_Supplied information:_
++++++

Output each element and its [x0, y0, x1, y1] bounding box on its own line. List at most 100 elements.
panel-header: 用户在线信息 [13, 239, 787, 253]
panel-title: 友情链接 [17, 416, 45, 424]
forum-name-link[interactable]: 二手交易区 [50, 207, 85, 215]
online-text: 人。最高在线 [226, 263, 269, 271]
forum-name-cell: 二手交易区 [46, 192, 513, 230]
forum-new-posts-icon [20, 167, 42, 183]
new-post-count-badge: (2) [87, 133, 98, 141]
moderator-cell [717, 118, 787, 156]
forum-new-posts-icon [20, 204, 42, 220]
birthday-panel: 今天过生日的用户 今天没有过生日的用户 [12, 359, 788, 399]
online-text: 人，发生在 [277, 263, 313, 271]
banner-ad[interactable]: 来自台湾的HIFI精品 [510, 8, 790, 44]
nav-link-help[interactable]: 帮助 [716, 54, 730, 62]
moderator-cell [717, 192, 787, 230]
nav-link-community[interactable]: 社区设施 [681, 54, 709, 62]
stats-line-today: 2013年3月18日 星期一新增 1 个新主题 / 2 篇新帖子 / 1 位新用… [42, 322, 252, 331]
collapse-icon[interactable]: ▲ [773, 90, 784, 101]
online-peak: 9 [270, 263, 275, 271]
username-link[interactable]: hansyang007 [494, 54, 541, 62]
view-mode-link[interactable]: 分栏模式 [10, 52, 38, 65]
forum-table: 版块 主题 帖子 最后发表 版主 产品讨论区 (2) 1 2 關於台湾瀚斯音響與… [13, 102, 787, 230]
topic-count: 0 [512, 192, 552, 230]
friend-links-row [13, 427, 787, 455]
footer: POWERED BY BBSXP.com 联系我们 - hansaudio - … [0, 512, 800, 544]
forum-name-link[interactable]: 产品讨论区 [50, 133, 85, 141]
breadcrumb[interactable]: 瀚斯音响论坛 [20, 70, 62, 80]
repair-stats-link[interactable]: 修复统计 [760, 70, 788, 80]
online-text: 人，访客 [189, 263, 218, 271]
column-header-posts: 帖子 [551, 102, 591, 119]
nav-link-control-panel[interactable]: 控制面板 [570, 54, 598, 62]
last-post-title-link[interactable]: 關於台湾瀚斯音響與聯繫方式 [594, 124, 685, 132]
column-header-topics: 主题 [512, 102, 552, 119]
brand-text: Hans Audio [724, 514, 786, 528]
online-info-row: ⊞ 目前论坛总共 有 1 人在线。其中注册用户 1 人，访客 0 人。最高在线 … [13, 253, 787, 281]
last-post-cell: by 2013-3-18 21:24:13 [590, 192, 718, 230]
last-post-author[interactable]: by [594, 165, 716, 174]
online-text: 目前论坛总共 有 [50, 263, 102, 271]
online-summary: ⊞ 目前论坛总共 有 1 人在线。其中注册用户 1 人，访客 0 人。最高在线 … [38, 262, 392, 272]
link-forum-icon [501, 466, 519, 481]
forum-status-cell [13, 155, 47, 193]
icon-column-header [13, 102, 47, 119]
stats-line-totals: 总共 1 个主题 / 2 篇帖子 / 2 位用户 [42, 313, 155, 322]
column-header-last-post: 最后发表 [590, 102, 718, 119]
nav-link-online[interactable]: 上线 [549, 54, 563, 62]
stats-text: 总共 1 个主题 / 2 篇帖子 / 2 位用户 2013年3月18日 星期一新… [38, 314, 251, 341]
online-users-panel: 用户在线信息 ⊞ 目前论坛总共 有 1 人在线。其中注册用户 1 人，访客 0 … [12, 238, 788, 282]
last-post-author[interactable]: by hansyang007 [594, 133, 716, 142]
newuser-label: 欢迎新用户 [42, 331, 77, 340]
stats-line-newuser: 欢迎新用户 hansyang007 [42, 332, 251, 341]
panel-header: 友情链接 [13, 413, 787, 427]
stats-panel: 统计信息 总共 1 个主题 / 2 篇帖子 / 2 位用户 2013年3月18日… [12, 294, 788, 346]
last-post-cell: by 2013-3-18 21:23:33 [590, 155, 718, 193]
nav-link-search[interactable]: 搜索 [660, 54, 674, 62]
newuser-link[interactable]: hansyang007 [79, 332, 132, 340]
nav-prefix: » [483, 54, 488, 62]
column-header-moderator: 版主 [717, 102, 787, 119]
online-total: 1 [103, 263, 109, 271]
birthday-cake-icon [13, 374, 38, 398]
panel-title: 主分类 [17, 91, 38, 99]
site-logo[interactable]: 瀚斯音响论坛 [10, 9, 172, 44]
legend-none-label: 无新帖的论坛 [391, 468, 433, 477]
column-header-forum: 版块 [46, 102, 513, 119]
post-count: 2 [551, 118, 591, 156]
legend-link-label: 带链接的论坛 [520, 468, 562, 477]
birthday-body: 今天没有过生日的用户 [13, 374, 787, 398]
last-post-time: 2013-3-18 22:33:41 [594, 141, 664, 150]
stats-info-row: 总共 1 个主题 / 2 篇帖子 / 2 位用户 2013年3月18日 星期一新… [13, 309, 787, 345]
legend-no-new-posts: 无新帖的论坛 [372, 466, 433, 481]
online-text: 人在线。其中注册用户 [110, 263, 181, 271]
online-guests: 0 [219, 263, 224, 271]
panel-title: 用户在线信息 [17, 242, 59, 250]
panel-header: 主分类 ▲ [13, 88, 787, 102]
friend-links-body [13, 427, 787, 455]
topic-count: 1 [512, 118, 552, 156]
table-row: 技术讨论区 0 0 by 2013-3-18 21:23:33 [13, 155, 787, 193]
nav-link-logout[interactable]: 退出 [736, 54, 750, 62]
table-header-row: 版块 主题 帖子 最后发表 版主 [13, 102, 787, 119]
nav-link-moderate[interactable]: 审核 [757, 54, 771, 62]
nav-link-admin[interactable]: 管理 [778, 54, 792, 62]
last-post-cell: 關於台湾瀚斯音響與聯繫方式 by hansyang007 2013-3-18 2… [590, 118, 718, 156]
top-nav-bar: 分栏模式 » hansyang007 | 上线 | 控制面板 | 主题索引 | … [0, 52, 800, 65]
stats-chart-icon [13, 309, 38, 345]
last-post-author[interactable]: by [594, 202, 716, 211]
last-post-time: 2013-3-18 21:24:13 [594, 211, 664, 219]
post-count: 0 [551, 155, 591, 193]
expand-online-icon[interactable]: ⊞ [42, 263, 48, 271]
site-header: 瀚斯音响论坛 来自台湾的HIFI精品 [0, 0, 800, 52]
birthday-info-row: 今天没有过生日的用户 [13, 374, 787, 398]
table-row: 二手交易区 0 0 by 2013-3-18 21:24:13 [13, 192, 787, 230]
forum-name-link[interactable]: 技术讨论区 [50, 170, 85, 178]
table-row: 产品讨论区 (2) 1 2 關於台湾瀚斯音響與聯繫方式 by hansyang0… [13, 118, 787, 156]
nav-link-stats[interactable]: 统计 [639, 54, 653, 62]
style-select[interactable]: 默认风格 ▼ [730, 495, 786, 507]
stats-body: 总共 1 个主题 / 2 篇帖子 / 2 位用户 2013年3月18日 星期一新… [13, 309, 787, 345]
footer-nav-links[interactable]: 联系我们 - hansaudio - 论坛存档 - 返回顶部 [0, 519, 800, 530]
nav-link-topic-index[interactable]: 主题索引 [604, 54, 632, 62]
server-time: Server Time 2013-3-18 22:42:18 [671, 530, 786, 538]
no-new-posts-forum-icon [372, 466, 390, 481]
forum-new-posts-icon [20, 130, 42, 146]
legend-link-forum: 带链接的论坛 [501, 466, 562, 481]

++++++

Copy out every entry above word for word, with no changes.

_Task output:_
Output each element and its [x0, y0, x1, y1] bounding box on its own line. List at most 100 elements.
panel-header: 用户在线信息 [13, 239, 787, 253]
panel-title: 友情链接 [17, 416, 45, 424]
forum-name-link[interactable]: 二手交易区 [50, 207, 85, 215]
online-text: 人。最高在线 [226, 263, 269, 271]
forum-name-cell: 二手交易区 [46, 192, 513, 230]
forum-new-posts-icon [20, 167, 42, 183]
new-post-count-badge: (2) [87, 133, 98, 141]
moderator-cell [717, 118, 787, 156]
forum-new-posts-icon [20, 204, 42, 220]
birthday-panel: 今天过生日的用户 今天没有过生日的用户 [12, 359, 788, 399]
online-text: 人，发生在 [277, 263, 313, 271]
banner-ad[interactable]: 来自台湾的HIFI精品 [510, 8, 790, 44]
nav-link-help[interactable]: 帮助 [716, 54, 730, 62]
moderator-cell [717, 192, 787, 230]
nav-link-community[interactable]: 社区设施 [681, 54, 709, 62]
stats-line-today: 2013年3月18日 星期一新增 1 个新主题 / 2 篇新帖子 / 1 位新用… [42, 322, 252, 331]
collapse-icon[interactable]: ▲ [773, 90, 784, 101]
online-peak: 9 [270, 263, 275, 271]
username-link[interactable]: hansyang007 [494, 54, 541, 62]
view-mode-link[interactable]: 分栏模式 [10, 52, 38, 65]
forum-table: 版块 主题 帖子 最后发表 版主 产品讨论区 (2) 1 2 關於台湾瀚斯音響與… [13, 102, 787, 230]
topic-count: 0 [512, 192, 552, 230]
friend-links-row [13, 427, 787, 455]
footer: POWERED BY BBSXP.com 联系我们 - hansaudio - … [0, 512, 800, 544]
forum-name-link[interactable]: 产品讨论区 [50, 133, 85, 141]
breadcrumb[interactable]: 瀚斯音响论坛 [20, 70, 62, 80]
repair-stats-link[interactable]: 修复统计 [760, 70, 788, 80]
online-text: 人，访客 [189, 263, 218, 271]
column-header-posts: 帖子 [551, 102, 591, 119]
nav-link-control-panel[interactable]: 控制面板 [570, 54, 598, 62]
last-post-title-link[interactable]: 關於台湾瀚斯音響與聯繫方式 [594, 124, 685, 132]
column-header-topics: 主题 [512, 102, 552, 119]
brand-text: Hans Audio [724, 514, 786, 528]
online-info-row: ⊞ 目前论坛总共 有 1 人在线。其中注册用户 1 人，访客 0 人。最高在线 … [13, 253, 787, 281]
last-post-cell: by 2013-3-18 21:24:13 [590, 192, 718, 230]
last-post-author[interactable]: by [594, 165, 716, 174]
online-text: 目前论坛总共 有 [50, 263, 102, 271]
online-summary: ⊞ 目前论坛总共 有 1 人在线。其中注册用户 1 人，访客 0 人。最高在线 … [38, 262, 392, 272]
link-forum-icon [501, 466, 519, 481]
forum-status-cell [13, 155, 47, 193]
icon-column-header [13, 102, 47, 119]
stats-line-totals: 总共 1 个主题 / 2 篇帖子 / 2 位用户 [42, 313, 155, 322]
column-header-last-post: 最后发表 [590, 102, 718, 119]
nav-link-online[interactable]: 上线 [549, 54, 563, 62]
stats-text: 总共 1 个主题 / 2 篇帖子 / 2 位用户 2013年3月18日 星期一新… [38, 314, 251, 341]
online-users-panel: 用户在线信息 ⊞ 目前论坛总共 有 1 人在线。其中注册用户 1 人，访客 0 … [12, 238, 788, 282]
last-post-author[interactable]: by hansyang007 [594, 133, 716, 142]
newuser-label: 欢迎新用户 [42, 331, 77, 340]
stats-line-newuser: 欢迎新用户 hansyang007 [42, 332, 251, 341]
panel-header: 友情链接 [13, 413, 787, 427]
stats-panel: 统计信息 总共 1 个主题 / 2 篇帖子 / 2 位用户 2013年3月18日… [12, 294, 788, 346]
last-post-cell: by 2013-3-18 21:23:33 [590, 155, 718, 193]
nav-link-search[interactable]: 搜索 [660, 54, 674, 62]
newuser-link[interactable]: hansyang007 [79, 332, 132, 340]
nav-prefix: » [483, 54, 488, 62]
column-header-moderator: 版主 [717, 102, 787, 119]
online-total: 1 [103, 263, 109, 271]
birthday-cake-icon [13, 374, 38, 398]
panel-title: 主分类 [17, 91, 38, 99]
site-logo[interactable]: 瀚斯音响论坛 [10, 9, 172, 44]
legend-none-label: 无新帖的论坛 [391, 468, 433, 477]
column-header-forum: 版块 [46, 102, 513, 119]
post-count: 2 [551, 118, 591, 156]
legend-link-label: 带链接的论坛 [520, 468, 562, 477]
birthday-body: 今天没有过生日的用户 [13, 374, 787, 398]
last-post-time: 2013-3-18 22:33:41 [594, 141, 664, 150]
stats-info-row: 总共 1 个主题 / 2 篇帖子 / 2 位用户 2013年3月18日 星期一新… [13, 309, 787, 345]
legend-no-new-posts: 无新帖的论坛 [372, 466, 433, 481]
online-text: 人在线。其中注册用户 [110, 263, 181, 271]
online-guests: 0 [219, 263, 224, 271]
panel-title: 用户在线信息 [17, 242, 59, 250]
panel-header: 主分类 ▲ [13, 88, 787, 102]
friend-links-body [13, 427, 787, 455]
topic-count: 1 [512, 118, 552, 156]
table-row: 技术讨论区 0 0 by 2013-3-18 21:23:33 [13, 155, 787, 193]
nav-link-logout[interactable]: 退出 [736, 54, 750, 62]
table-header-row: 版块 主题 帖子 最后发表 版主 [13, 102, 787, 119]
nav-link-moderate[interactable]: 审核 [757, 54, 771, 62]
nav-link-admin[interactable]: 管理 [778, 54, 792, 62]
last-post-cell: 關於台湾瀚斯音響與聯繫方式 by hansyang007 2013-3-18 2… [590, 118, 718, 156]
top-nav-bar: 分栏模式 » hansyang007 | 上线 | 控制面板 | 主题索引 | … [0, 52, 800, 65]
stats-chart-icon [13, 309, 38, 345]
last-post-author[interactable]: by [594, 202, 716, 211]
last-post-time: 2013-3-18 21:24:13 [594, 211, 664, 219]
post-count: 0 [551, 155, 591, 193]
expand-online-icon[interactable]: ⊞ [42, 263, 48, 271]
site-header: 瀚斯音响论坛 来自台湾的HIFI精品 [0, 0, 800, 52]
birthday-info-row: 今天没有过生日的用户 [13, 374, 787, 398]
table-row: 二手交易区 0 0 by 2013-3-18 21:24:13 [13, 192, 787, 230]
forum-name-link[interactable]: 技术讨论区 [50, 170, 85, 178]
table-row: 产品讨论区 (2) 1 2 關於台湾瀚斯音響與聯繫方式 by hansyang0… [13, 118, 787, 156]
nav-link-stats[interactable]: 统计 [639, 54, 653, 62]
style-select[interactable]: 默认风格 ▼ [730, 495, 786, 507]
stats-body: 总共 1 个主题 / 2 篇帖子 / 2 位用户 2013年3月18日 星期一新… [13, 309, 787, 345]
footer-nav-links[interactable]: 联系我们 - hansaudio - 论坛存档 - 返回顶部 [0, 519, 800, 530]
nav-link-topic-index[interactable]: 主题索引 [604, 54, 632, 62]
server-time: Server Time 2013-3-18 22:42:18 [671, 530, 786, 538]
no-new-posts-forum-icon [372, 466, 390, 481]
forum-new-posts-icon [20, 130, 42, 146]
legend-link-forum: 带链接的论坛 [501, 466, 562, 481]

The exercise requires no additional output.